List every person the excerpt about the Hall of Fame induction names as enshrined at this year's ceremony.

== Extracted text ==
───

Well, maybe one day he could. The 16-voter electorate changes through the years, and if enough folks in support of Bonds and Clemens are voting, the odds obviously would improve. But time is running out, quickly, especially with the new eligibility rule.
At this year’s induction, where Ichiro Suzuki, CC Sabathia, Billy Wagner, Dave Parker, and Dick Allen were enshrined, Clark stood on a stage in front of dozens of Hall of Famers and began the festivities by acknowledging Sandberg, whose battle with prostate cancer was near the end; he died a day after the induction. Clark, chairman of the Hall, read an excerpt from Sandberg’s 2005 induction speech:
“The reason I am here, they tell me, is that I played the game a certain way, that I played the game the way it was supposed to be played. I don’t know about that, but I do know this: I had too much respect for the game to play it any other way. And if there is a single reason I am here today, it is because of one word: ‘respect.’ ”

───

== Data extracts ==
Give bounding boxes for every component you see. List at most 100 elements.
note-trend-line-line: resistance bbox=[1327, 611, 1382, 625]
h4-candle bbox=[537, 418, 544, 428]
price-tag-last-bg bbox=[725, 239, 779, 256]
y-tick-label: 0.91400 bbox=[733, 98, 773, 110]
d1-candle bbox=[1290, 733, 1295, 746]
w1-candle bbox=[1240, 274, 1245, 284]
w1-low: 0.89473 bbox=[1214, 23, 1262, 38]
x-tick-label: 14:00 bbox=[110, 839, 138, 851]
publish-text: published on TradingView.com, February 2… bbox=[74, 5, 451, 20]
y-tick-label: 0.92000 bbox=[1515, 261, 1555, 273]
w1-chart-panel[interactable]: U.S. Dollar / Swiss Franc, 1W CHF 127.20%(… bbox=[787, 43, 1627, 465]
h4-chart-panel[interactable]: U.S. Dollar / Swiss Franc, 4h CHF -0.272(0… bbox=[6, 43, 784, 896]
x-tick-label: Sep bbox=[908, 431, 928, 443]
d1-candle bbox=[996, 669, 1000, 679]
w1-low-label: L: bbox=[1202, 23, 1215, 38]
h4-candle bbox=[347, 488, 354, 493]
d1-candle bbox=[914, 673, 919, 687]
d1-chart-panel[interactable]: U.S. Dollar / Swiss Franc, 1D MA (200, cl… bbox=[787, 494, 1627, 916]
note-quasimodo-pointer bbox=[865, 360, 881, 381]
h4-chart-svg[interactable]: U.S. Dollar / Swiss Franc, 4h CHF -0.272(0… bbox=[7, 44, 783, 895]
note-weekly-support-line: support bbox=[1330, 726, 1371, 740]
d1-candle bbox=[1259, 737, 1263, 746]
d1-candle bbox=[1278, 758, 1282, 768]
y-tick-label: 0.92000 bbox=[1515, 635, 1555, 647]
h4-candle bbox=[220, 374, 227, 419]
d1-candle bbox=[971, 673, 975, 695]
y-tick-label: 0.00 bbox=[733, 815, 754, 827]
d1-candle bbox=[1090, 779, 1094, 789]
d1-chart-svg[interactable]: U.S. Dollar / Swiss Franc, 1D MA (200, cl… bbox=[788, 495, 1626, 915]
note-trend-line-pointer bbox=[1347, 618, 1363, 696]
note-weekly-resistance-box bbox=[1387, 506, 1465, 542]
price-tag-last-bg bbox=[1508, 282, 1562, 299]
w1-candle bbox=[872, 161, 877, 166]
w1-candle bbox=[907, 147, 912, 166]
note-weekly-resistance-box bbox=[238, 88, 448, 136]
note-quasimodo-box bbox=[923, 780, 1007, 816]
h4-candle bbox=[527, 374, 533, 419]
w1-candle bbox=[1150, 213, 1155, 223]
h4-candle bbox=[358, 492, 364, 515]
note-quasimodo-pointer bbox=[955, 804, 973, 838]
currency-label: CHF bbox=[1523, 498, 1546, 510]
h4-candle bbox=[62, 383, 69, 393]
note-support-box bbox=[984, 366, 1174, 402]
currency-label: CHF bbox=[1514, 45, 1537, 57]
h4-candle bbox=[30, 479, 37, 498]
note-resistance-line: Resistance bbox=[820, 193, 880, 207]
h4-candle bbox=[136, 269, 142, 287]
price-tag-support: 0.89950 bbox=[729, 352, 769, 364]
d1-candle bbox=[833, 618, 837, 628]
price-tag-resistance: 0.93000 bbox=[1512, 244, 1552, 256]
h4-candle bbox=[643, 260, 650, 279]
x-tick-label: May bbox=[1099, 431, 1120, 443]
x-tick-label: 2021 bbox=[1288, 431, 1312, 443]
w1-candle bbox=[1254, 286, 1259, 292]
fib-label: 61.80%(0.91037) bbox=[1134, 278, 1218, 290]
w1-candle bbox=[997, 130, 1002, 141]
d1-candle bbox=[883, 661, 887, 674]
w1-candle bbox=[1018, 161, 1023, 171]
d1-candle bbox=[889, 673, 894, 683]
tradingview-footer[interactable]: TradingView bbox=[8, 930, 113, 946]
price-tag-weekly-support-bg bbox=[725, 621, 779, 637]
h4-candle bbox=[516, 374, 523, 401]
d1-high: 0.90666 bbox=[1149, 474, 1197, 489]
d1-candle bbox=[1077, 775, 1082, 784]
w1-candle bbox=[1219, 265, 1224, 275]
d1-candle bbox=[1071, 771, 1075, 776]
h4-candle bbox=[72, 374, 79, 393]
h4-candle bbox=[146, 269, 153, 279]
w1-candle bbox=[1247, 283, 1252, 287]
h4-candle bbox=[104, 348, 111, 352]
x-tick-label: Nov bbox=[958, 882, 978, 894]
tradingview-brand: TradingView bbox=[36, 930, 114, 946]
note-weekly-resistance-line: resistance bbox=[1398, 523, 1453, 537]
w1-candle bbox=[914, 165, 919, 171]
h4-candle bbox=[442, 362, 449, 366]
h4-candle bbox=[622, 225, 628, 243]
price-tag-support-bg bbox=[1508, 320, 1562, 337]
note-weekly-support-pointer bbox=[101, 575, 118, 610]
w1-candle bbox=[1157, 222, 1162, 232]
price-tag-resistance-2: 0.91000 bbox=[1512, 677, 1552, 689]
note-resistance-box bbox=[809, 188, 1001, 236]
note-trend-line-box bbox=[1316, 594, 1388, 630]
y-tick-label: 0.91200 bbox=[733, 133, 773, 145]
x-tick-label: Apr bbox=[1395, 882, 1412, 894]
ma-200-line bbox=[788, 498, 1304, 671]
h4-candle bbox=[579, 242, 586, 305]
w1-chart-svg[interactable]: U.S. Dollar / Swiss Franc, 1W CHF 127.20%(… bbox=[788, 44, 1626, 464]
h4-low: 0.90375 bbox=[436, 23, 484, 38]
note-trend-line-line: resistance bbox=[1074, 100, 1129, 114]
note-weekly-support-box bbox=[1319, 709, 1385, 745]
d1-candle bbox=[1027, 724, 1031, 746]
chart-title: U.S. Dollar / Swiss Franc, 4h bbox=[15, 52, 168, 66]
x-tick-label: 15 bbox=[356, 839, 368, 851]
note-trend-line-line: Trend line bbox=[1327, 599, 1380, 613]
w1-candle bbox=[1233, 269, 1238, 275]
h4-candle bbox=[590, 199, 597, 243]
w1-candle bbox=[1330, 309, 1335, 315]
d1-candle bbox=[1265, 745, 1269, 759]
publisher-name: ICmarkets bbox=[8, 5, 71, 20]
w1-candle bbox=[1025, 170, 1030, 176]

───

== Solution below ==
Ichiro Suzuki, CC Sabathia, Billy Wagner, Dave Parker, Dick Allen